■ Data entries ■
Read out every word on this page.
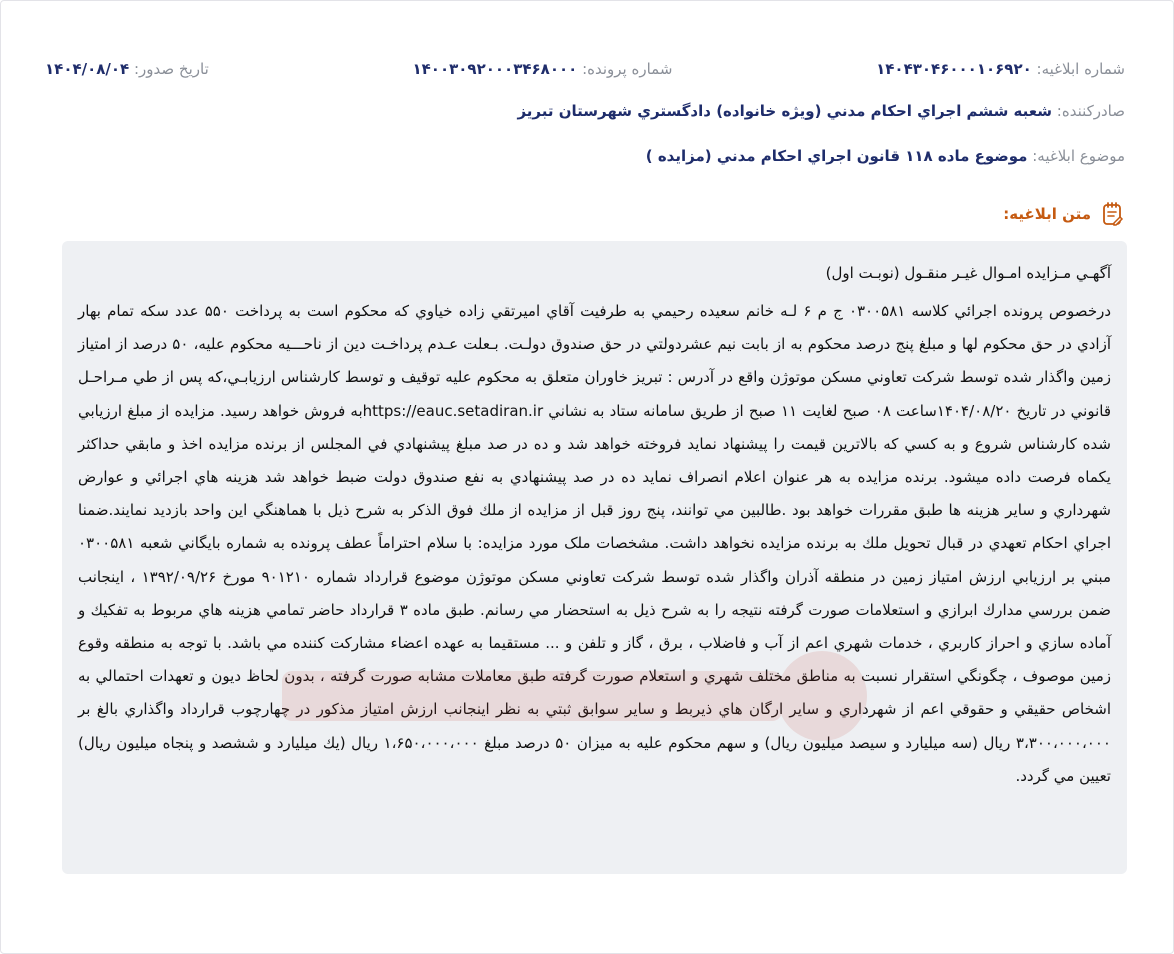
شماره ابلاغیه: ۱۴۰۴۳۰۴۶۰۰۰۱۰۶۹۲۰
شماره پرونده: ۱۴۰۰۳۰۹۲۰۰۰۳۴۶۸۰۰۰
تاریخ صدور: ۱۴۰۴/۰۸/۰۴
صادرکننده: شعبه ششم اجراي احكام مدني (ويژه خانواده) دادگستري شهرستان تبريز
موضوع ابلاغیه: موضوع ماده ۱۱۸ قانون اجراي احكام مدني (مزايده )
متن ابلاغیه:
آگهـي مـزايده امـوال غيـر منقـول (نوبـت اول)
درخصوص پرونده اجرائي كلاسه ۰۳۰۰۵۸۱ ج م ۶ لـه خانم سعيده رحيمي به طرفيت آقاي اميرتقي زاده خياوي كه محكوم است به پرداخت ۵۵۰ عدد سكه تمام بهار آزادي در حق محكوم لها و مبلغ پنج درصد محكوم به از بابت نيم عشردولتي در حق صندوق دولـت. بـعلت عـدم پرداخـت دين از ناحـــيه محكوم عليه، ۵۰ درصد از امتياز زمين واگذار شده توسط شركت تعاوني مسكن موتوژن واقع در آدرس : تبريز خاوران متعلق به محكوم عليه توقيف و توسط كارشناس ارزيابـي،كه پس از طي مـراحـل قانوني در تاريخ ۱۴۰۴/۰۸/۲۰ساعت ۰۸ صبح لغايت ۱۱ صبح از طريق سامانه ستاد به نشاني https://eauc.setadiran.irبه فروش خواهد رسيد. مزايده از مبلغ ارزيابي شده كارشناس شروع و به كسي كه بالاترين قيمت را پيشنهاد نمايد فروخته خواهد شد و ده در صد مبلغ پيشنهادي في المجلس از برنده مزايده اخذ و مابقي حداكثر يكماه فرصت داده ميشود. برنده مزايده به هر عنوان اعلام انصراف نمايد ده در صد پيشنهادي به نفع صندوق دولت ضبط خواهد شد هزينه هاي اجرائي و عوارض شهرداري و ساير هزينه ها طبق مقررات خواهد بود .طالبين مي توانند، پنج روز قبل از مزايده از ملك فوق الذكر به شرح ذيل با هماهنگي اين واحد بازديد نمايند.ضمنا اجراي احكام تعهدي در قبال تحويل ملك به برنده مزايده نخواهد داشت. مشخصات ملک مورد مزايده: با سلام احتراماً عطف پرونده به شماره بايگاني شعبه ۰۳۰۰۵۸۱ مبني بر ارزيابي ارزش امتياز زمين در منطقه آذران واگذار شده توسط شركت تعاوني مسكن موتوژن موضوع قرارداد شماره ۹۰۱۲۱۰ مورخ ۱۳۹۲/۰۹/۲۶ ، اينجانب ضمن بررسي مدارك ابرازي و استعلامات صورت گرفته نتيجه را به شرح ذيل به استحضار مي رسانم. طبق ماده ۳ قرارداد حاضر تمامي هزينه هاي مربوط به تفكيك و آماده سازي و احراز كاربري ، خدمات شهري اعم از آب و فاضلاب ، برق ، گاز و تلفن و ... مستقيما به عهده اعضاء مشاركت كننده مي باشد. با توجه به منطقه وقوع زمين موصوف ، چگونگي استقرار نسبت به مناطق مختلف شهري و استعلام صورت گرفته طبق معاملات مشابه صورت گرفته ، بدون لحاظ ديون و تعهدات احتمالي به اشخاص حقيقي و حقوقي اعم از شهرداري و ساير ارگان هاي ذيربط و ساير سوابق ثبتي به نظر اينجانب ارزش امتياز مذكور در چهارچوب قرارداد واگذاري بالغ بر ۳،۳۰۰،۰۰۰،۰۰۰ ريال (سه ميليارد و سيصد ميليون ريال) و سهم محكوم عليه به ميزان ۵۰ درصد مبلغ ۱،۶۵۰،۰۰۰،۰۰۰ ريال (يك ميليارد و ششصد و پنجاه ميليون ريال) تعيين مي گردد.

* * *

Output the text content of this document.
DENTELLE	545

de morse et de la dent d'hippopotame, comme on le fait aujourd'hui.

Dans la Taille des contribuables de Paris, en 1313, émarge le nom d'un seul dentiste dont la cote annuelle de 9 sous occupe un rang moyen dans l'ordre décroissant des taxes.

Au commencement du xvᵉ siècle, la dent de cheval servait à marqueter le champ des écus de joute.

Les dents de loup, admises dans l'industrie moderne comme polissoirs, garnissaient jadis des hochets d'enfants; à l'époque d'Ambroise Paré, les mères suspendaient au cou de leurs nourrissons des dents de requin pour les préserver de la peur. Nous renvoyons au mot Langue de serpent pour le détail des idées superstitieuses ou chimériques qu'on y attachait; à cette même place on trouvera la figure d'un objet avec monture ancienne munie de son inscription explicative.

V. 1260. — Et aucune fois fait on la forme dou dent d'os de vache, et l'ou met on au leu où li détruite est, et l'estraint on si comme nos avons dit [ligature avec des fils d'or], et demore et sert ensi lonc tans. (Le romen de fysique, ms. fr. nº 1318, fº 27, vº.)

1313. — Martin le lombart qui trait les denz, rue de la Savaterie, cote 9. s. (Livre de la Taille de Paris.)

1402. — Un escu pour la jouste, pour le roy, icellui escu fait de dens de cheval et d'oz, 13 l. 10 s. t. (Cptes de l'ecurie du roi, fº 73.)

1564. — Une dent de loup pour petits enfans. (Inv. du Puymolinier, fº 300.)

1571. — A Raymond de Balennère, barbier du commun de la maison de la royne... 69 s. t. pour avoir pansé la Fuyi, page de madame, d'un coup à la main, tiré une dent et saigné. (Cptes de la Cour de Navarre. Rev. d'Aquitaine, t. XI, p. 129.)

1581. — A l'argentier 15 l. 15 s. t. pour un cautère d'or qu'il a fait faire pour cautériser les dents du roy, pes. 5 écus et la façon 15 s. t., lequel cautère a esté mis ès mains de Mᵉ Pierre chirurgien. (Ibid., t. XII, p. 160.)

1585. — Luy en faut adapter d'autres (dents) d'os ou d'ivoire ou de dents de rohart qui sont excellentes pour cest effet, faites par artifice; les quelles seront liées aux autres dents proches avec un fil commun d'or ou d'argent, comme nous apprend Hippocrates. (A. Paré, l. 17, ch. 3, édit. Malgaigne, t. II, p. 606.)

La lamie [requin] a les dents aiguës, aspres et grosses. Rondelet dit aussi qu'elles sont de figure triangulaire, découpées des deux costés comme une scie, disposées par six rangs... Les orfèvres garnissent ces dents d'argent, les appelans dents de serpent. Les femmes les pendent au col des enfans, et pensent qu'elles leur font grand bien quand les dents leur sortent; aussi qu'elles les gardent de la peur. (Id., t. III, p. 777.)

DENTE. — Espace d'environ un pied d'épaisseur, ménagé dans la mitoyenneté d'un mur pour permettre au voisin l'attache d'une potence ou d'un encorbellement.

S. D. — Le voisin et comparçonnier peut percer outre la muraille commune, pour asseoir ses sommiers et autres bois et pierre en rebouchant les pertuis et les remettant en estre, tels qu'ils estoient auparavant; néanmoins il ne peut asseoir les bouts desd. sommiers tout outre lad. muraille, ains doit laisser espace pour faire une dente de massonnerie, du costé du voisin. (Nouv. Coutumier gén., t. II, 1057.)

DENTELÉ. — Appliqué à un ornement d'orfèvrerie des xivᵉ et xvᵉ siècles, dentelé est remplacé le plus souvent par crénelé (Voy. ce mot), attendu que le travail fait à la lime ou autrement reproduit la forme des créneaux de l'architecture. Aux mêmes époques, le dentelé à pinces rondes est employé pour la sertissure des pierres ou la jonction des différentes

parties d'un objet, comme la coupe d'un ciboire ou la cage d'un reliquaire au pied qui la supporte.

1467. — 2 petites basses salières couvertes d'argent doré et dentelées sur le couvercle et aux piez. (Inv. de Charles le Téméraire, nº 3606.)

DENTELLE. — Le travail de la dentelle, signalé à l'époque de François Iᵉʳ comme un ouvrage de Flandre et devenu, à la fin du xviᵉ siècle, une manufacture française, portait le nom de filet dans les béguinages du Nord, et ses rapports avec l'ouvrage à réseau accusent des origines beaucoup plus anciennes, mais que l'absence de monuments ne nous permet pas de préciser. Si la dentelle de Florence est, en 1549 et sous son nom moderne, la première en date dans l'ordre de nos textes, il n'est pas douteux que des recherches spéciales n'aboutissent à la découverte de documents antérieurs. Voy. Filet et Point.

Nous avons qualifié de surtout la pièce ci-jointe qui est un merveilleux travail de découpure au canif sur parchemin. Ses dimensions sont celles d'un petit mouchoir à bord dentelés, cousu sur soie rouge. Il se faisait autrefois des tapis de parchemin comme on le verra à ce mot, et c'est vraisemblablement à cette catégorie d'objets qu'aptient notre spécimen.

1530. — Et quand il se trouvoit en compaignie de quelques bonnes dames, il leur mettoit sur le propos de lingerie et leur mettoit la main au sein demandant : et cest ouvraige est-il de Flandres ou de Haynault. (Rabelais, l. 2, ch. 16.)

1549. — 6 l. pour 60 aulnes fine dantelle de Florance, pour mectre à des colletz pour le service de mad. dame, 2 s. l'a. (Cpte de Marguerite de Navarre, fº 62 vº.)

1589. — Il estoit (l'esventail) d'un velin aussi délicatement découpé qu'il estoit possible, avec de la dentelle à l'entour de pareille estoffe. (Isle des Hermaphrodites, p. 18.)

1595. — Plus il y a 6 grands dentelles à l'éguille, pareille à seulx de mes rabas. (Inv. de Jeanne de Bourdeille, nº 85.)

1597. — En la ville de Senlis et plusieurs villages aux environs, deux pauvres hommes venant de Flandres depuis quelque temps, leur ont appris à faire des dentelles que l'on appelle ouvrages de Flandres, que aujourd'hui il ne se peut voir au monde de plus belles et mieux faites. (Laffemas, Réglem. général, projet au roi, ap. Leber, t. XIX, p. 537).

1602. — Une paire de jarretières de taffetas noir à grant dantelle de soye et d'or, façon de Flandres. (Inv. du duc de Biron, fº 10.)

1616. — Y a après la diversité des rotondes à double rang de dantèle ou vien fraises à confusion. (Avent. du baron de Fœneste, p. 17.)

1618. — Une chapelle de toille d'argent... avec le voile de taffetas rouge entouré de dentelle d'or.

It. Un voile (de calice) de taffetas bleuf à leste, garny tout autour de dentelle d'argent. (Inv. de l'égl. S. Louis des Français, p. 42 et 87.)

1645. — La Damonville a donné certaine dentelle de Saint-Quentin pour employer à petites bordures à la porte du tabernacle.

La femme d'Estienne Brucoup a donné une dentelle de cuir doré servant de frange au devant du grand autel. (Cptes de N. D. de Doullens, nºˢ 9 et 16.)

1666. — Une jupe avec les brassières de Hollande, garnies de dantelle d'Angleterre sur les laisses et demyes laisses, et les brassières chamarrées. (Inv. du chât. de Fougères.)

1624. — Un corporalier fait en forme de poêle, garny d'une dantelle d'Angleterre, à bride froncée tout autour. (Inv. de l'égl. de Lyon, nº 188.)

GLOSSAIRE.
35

* * *

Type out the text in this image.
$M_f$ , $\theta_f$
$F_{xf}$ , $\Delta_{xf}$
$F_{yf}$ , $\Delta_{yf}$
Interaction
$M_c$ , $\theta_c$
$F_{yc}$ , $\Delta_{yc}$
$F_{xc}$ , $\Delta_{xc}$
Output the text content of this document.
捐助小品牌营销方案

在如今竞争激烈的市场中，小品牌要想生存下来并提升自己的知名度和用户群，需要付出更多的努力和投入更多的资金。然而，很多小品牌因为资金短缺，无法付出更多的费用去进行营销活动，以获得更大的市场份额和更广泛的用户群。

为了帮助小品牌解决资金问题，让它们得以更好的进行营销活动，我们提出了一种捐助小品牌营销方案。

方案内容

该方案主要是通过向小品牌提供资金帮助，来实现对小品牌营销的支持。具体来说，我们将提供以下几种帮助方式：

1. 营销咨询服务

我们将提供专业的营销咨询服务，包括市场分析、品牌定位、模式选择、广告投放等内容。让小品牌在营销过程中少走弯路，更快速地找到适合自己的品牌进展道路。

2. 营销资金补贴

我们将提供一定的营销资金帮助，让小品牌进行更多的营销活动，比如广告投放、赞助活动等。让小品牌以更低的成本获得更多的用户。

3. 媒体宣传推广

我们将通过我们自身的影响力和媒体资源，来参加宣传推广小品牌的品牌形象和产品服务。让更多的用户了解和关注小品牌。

■ Task description ■
Collect each line above holding the string "cote".

■ Solution for this problem ■
Dans la Taille des contribuables de Paris, en 1313, émarge le nom d'un seul dentiste dont la cote annuelle de 9 sous occupe un rang moyen dans l'ordre décroissant des taxes.
1313. — Martin le lombart qui trait les denz, rue de la Savaterie, cote 9. s. (Livre de la Taille de Paris.)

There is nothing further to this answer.